Items from a dataset
+ + + +
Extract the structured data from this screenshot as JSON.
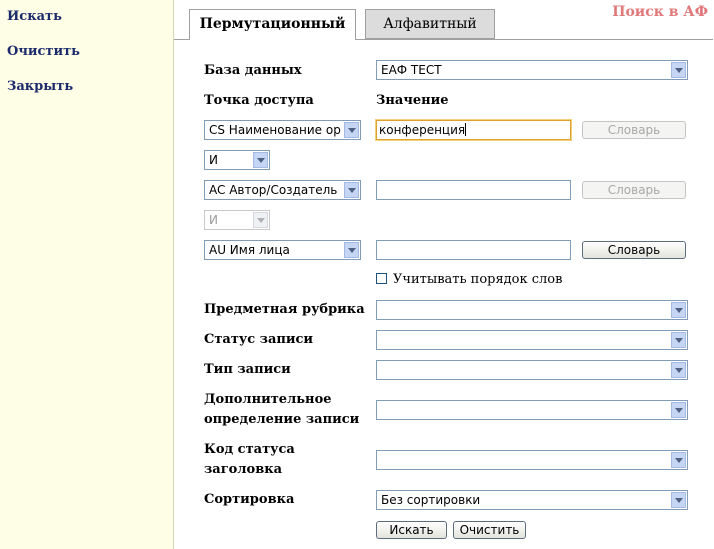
{
  "sidebar": {
    "search": "Искать",
    "clear": "Очистить",
    "close": "Закрыть"
  },
  "header": {
    "title": "Поиск в АФ",
    "tabs": [
      {
        "label": "Пермутационный",
        "active": true
      },
      {
        "label": "Алфавитный",
        "active": false
      }
    ]
  },
  "form": {
    "database_label": "База данных",
    "database_value": "ЕАФ ТЕСТ",
    "access_point_header": "Точка доступа",
    "value_header": "Значение",
    "rows": [
      {
        "access": "CS Наименование орг",
        "value": "конференция",
        "dict_label": "Словарь",
        "dict_enabled": false
      },
      {
        "access": "AC Автор/Создатель",
        "value": "",
        "dict_label": "Словарь",
        "dict_enabled": false
      },
      {
        "access": "AU Имя лица",
        "value": "",
        "dict_label": "Словарь",
        "dict_enabled": true
      }
    ],
    "operators": [
      {
        "value": "И",
        "enabled": true
      },
      {
        "value": "И",
        "enabled": false
      }
    ],
    "word_order_label": "Учитывать порядок слов",
    "word_order_checked": false,
    "subject_label": "Предметная рубрика",
    "record_status_label": "Статус записи",
    "record_type_label": "Тип записи",
    "extra_def_label_1": "Дополнительное",
    "extra_def_label_2": "определение записи",
    "heading_status_label_1": "Код статуса",
    "heading_status_label_2": "заголовка",
    "sort_label": "Сортировка",
    "sort_value": "Без сортировки",
    "search_button": "Искать",
    "clear_button": "Очистить"
  },
  "colors": {
    "sidebar_bg": "#fefde6",
    "link_color": "#1b2a6b",
    "title_color": "#e0787a"
  }
}
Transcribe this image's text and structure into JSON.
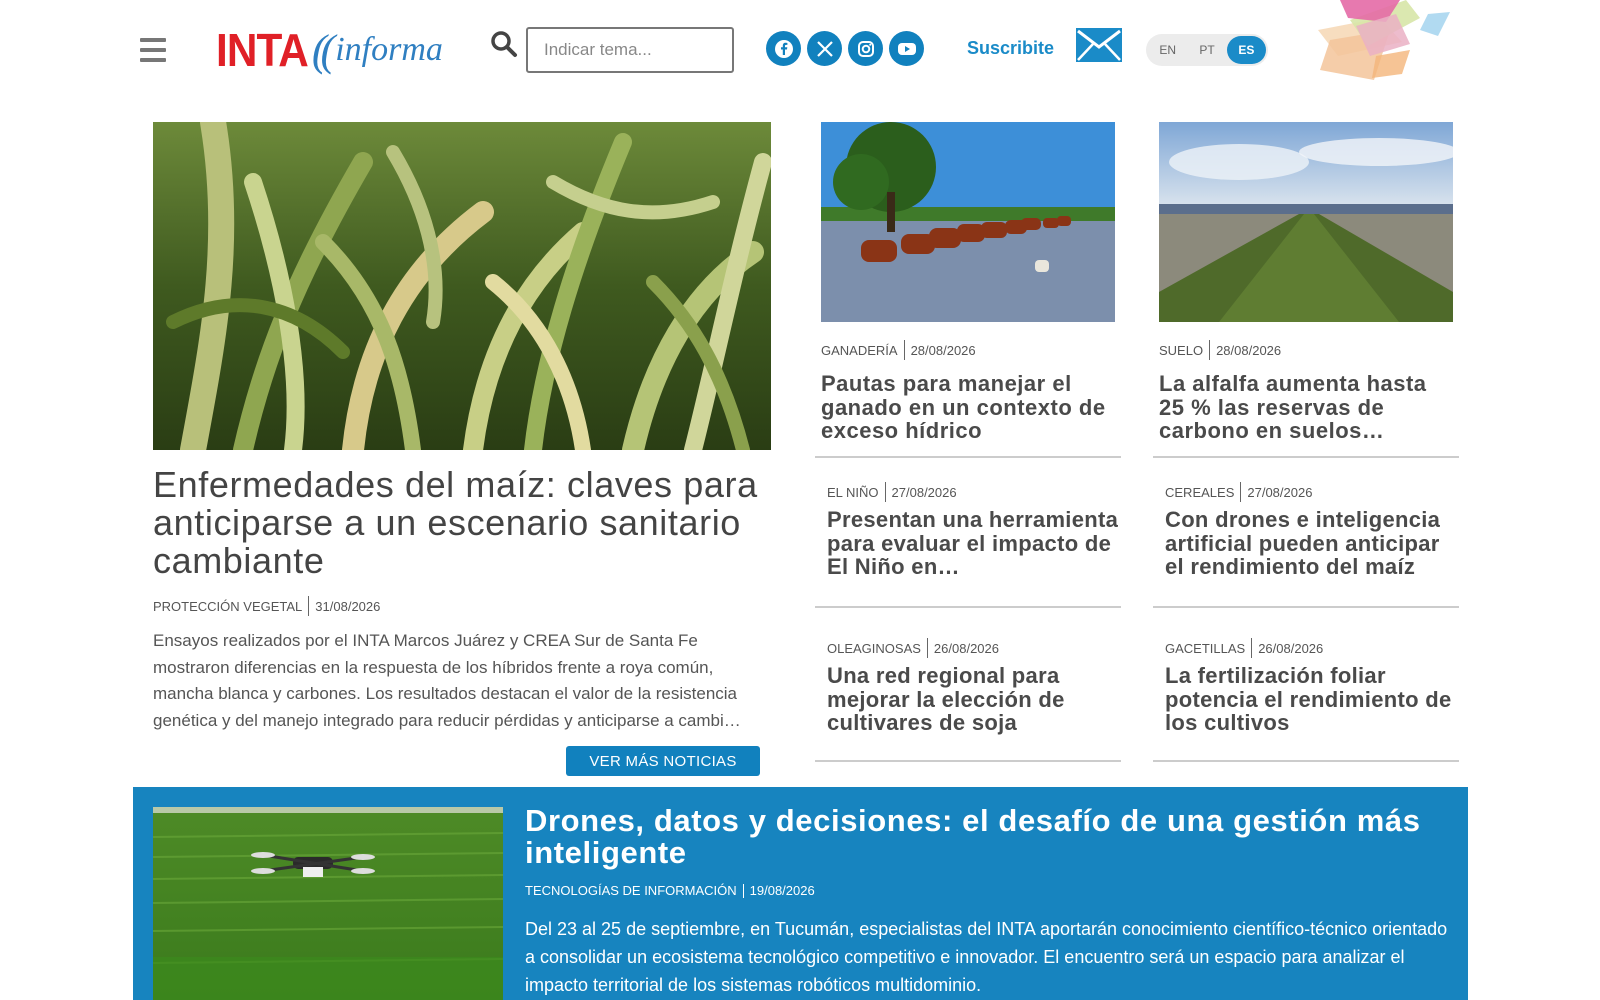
+ + + +
» Task objective
Take every line from the records above that has the word "Искать" and copy it.

» Answer below
    "search": "Искать",
    "search_button": "Искать",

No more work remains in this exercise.